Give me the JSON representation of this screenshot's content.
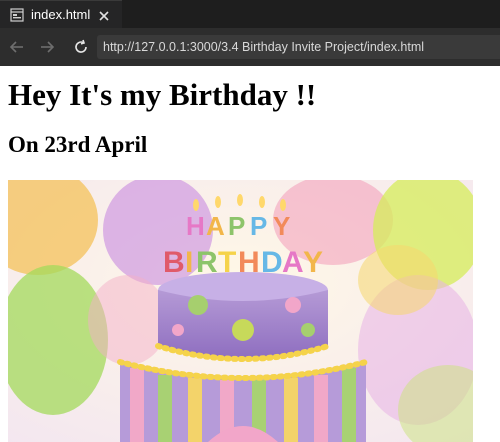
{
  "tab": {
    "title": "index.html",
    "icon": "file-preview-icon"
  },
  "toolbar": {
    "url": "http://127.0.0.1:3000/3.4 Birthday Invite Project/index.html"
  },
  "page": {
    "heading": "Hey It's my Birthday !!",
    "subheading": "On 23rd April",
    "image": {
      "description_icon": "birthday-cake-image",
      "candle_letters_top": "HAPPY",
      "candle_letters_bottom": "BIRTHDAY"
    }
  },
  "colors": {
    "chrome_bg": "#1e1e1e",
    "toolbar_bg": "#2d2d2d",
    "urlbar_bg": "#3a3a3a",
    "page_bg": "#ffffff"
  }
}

┄┄┄┄┄┄┄┄┄┄┄┄┄┄┄┄┄┄┄┄

▸ **Direction**
Reproduce the full listing faithfully, but do not carry over any pictures.

▸ **Completed task**
Give me the JSON representation of this screenshot's content.
{
  "tab": {
    "title": "index.html",
    "icon": "file-preview-icon"
  },
  "toolbar": {
    "url": "http://127.0.0.1:3000/3.4 Birthday Invite Project/index.html"
  },
  "page": {
    "heading": "Hey It's my Birthday !!",
    "subheading": "On 23rd April",
    "image": {
      "description_icon": "birthday-cake-image",
      "candle_letters_top": "HAPPY",
      "candle_letters_bottom": "BIRTHDAY"
    }
  },
  "colors": {
    "chrome_bg": "#1e1e1e",
    "toolbar_bg": "#2d2d2d",
    "urlbar_bg": "#3a3a3a",
    "page_bg": "#ffffff"
  }
}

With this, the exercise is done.